## STATED EXERCISE
Report each line of the data that has "screenshot" somewhere in it.

--

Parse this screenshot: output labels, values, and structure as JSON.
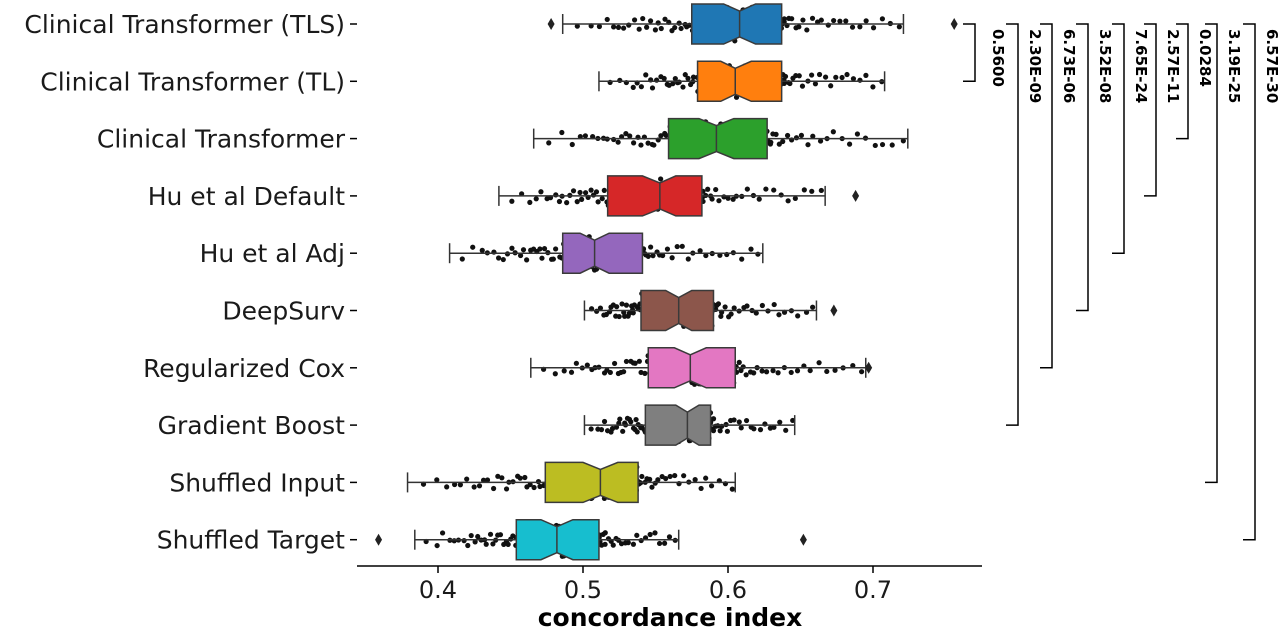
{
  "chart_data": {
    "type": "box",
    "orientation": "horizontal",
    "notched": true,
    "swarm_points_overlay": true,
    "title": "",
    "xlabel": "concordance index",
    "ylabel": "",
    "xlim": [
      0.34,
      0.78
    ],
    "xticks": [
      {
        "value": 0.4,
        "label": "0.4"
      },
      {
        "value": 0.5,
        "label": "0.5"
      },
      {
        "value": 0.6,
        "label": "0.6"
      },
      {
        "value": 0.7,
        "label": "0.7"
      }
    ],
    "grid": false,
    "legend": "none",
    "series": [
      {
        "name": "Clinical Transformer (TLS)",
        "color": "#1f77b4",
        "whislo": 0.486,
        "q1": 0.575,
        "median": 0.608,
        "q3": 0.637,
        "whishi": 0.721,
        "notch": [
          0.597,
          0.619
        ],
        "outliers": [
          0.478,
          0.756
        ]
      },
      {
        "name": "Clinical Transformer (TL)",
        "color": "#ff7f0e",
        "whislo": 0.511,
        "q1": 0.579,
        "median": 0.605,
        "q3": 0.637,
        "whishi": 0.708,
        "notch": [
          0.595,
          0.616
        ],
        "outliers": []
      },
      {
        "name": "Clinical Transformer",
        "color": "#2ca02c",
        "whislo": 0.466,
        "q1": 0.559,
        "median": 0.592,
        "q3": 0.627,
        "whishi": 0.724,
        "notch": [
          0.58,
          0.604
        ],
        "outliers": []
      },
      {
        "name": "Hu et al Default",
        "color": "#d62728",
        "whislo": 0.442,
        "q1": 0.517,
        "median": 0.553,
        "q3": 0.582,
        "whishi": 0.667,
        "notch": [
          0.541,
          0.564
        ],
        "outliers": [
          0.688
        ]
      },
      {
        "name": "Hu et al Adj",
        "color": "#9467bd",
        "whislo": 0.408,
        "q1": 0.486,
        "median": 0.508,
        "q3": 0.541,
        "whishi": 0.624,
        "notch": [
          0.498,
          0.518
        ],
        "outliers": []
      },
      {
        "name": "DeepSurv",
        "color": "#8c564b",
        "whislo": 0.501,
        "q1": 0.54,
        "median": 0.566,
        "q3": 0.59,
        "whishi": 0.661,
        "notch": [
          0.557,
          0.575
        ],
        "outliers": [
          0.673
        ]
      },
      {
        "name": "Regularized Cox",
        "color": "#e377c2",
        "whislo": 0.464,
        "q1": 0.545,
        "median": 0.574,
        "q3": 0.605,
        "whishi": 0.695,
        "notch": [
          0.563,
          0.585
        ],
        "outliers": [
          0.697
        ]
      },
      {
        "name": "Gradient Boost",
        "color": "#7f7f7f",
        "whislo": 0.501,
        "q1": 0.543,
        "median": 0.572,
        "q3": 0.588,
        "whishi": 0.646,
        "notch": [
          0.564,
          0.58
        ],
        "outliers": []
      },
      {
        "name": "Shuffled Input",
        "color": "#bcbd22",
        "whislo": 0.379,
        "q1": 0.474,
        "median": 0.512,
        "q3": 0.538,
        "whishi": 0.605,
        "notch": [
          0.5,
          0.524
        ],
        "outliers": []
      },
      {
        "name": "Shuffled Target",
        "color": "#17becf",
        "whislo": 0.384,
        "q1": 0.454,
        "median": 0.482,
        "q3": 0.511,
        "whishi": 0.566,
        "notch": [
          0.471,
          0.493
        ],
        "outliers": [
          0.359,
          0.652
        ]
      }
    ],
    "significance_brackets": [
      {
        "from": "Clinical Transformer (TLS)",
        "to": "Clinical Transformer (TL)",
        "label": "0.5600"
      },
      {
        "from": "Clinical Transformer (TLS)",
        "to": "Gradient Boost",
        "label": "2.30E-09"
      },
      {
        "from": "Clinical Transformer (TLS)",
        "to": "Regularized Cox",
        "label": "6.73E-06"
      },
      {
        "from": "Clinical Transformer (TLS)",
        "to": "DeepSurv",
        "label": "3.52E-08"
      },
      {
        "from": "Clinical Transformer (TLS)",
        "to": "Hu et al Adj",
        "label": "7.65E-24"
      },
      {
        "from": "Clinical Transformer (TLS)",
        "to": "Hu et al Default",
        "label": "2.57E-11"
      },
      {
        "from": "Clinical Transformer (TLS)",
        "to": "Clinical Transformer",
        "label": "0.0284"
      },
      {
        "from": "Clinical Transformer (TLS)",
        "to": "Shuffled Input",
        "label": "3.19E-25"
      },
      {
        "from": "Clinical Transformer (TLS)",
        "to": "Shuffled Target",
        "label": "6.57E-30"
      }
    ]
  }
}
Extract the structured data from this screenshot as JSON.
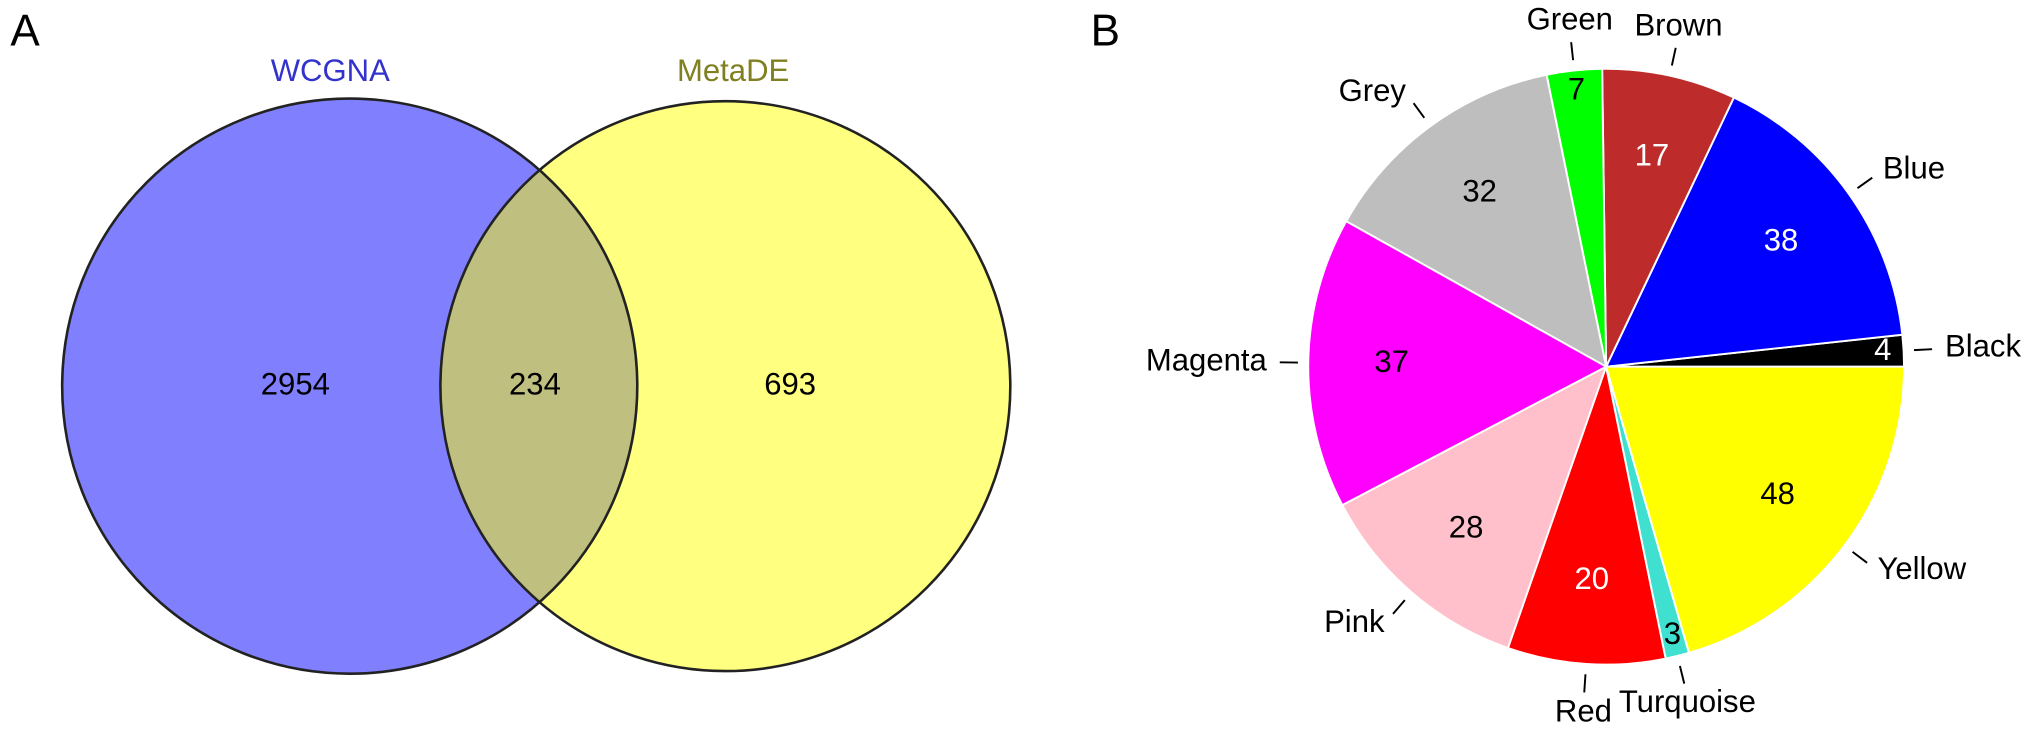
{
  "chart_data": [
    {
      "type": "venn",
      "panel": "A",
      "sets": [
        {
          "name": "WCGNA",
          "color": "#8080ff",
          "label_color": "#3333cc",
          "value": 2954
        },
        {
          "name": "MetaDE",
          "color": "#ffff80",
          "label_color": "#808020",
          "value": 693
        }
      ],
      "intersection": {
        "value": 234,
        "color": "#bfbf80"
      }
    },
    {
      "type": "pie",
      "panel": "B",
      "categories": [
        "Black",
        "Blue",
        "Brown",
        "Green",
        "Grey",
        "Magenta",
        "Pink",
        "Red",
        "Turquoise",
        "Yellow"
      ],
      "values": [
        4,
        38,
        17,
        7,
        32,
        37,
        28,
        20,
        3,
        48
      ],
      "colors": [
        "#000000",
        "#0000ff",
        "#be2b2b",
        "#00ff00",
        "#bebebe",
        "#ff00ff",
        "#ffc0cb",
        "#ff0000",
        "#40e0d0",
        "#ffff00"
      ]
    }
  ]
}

--

## ANSWER FOR THE TASK
Parse this screenshot: output labels, values, and structure as JSON.
Extract the structured data from this screenshot as JSON.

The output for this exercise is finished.